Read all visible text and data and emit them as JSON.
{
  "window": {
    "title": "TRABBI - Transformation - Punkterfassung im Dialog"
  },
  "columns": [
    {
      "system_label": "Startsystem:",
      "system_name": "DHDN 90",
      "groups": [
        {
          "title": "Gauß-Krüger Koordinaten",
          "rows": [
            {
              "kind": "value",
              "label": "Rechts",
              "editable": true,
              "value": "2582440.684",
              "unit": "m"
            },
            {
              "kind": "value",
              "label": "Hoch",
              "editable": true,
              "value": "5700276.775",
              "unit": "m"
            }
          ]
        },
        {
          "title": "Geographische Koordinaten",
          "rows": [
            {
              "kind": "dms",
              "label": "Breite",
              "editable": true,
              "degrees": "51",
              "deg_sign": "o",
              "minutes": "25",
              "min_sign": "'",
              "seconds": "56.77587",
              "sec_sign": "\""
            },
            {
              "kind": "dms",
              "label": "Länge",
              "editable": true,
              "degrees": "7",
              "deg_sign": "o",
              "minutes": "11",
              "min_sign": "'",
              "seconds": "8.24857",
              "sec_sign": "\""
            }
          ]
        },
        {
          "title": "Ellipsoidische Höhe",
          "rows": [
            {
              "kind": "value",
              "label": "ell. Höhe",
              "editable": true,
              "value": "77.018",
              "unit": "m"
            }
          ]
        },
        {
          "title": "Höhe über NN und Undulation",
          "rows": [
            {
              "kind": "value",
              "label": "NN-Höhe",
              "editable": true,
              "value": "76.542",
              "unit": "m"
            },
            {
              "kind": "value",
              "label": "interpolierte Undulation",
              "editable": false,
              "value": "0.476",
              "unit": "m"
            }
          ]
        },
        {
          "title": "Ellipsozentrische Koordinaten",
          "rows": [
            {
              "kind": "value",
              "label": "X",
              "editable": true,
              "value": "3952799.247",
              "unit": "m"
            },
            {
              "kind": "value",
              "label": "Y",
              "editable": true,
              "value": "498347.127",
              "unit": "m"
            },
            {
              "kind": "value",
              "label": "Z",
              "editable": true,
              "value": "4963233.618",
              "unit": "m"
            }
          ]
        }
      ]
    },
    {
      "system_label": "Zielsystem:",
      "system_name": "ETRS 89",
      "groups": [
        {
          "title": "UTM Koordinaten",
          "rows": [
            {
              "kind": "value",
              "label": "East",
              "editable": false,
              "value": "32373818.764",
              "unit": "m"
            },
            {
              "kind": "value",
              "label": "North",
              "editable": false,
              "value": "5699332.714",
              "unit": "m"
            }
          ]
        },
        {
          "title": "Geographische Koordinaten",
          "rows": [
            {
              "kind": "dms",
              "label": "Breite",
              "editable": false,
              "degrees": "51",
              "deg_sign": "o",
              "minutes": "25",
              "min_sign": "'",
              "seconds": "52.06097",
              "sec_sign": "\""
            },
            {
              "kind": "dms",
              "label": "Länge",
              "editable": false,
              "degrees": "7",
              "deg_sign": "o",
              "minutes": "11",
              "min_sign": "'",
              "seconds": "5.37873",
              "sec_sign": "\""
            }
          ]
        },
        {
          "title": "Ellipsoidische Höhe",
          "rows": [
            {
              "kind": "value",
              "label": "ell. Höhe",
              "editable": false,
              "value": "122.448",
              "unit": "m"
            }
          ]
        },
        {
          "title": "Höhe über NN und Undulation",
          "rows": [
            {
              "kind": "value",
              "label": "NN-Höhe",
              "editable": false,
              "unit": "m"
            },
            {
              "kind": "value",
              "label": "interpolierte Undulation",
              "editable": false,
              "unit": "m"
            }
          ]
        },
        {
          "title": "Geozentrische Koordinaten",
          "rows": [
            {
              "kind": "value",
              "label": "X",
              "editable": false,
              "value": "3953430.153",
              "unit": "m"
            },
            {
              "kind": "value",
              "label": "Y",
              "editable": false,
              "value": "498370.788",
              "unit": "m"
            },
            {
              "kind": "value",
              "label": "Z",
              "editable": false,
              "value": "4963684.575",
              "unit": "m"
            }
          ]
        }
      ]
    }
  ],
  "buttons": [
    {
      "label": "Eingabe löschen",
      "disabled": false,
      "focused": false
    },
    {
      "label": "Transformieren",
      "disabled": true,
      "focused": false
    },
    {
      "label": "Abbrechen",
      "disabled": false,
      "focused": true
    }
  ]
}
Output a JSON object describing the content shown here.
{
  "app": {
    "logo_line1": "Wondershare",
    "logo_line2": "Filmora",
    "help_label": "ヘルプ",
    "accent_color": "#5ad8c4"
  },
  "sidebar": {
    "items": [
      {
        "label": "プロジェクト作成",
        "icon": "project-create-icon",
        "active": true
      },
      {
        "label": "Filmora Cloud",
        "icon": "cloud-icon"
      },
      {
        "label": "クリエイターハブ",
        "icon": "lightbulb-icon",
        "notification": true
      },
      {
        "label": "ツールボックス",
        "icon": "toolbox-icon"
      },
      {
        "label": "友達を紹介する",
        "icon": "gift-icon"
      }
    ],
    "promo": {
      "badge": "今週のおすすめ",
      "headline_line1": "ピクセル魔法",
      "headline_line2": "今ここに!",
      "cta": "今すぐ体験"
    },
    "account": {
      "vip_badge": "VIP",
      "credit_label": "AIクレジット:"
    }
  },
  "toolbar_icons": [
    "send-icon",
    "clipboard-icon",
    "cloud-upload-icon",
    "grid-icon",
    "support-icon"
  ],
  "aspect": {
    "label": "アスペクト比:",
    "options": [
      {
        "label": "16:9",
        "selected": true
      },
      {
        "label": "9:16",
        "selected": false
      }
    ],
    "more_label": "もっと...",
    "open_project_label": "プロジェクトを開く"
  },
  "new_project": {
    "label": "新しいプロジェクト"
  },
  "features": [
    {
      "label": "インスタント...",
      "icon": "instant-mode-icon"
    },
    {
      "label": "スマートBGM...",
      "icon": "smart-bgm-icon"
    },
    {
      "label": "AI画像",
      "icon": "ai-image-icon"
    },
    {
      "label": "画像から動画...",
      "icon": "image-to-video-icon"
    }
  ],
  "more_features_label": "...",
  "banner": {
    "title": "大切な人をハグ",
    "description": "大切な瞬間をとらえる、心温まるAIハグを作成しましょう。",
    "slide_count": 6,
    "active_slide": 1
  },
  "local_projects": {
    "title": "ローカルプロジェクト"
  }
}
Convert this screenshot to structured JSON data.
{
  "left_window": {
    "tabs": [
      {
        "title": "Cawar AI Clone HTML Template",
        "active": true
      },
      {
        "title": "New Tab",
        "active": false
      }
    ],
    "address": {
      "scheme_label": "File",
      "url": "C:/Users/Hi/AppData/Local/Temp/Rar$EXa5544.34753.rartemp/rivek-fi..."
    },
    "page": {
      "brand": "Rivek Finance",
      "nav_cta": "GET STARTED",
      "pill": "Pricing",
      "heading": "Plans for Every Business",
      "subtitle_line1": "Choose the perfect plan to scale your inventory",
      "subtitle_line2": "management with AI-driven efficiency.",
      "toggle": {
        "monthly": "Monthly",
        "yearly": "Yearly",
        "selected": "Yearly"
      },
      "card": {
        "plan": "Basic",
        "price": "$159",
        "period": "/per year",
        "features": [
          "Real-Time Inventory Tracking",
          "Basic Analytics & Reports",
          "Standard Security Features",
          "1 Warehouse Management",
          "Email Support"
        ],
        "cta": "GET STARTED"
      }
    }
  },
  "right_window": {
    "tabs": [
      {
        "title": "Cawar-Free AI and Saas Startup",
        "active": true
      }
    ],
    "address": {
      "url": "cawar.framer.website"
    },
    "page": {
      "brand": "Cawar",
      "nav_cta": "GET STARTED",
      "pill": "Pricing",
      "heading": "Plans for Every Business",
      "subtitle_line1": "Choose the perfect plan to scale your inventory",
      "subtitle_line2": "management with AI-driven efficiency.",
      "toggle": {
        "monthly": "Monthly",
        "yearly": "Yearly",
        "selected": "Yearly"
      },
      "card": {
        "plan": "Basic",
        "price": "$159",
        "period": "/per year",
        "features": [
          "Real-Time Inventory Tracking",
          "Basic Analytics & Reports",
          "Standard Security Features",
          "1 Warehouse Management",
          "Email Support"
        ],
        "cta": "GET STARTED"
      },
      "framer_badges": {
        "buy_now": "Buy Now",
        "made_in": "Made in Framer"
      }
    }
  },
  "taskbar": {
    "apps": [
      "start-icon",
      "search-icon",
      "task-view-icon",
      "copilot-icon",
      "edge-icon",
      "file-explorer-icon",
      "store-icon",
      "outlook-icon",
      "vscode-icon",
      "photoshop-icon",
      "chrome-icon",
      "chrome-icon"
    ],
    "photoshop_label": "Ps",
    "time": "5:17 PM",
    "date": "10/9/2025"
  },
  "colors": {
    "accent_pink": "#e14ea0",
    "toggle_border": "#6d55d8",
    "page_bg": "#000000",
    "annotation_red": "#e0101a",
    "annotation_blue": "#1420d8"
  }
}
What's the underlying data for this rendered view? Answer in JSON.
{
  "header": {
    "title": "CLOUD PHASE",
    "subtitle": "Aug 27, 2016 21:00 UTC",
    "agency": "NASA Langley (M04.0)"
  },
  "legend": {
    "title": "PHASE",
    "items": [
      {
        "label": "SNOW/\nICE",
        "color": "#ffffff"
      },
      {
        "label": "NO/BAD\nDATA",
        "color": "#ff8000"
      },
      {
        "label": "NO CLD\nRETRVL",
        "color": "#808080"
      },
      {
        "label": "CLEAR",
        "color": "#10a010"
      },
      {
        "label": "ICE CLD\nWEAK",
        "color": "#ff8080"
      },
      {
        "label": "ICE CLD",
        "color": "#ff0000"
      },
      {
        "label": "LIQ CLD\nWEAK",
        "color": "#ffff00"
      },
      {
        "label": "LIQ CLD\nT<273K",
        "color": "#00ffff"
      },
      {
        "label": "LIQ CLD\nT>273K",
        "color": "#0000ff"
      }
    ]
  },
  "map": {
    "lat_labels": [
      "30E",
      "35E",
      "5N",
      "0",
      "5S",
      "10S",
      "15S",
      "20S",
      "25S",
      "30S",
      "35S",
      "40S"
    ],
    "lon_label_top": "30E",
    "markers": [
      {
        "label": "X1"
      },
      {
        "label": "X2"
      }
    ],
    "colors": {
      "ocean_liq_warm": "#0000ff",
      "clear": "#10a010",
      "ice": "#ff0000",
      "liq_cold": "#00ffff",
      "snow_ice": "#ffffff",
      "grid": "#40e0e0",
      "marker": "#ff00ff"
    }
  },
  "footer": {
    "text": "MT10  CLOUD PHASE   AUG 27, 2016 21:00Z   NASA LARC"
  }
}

Written problem => Scan the material above. Copy each line that holds the word "NASA".

Response to this task =>
    "agency": "NASA Langley (M04.0)"
    "text": "MT10  CLOUD PHASE   AUG 27, 2016 21:00Z   NASA LARC"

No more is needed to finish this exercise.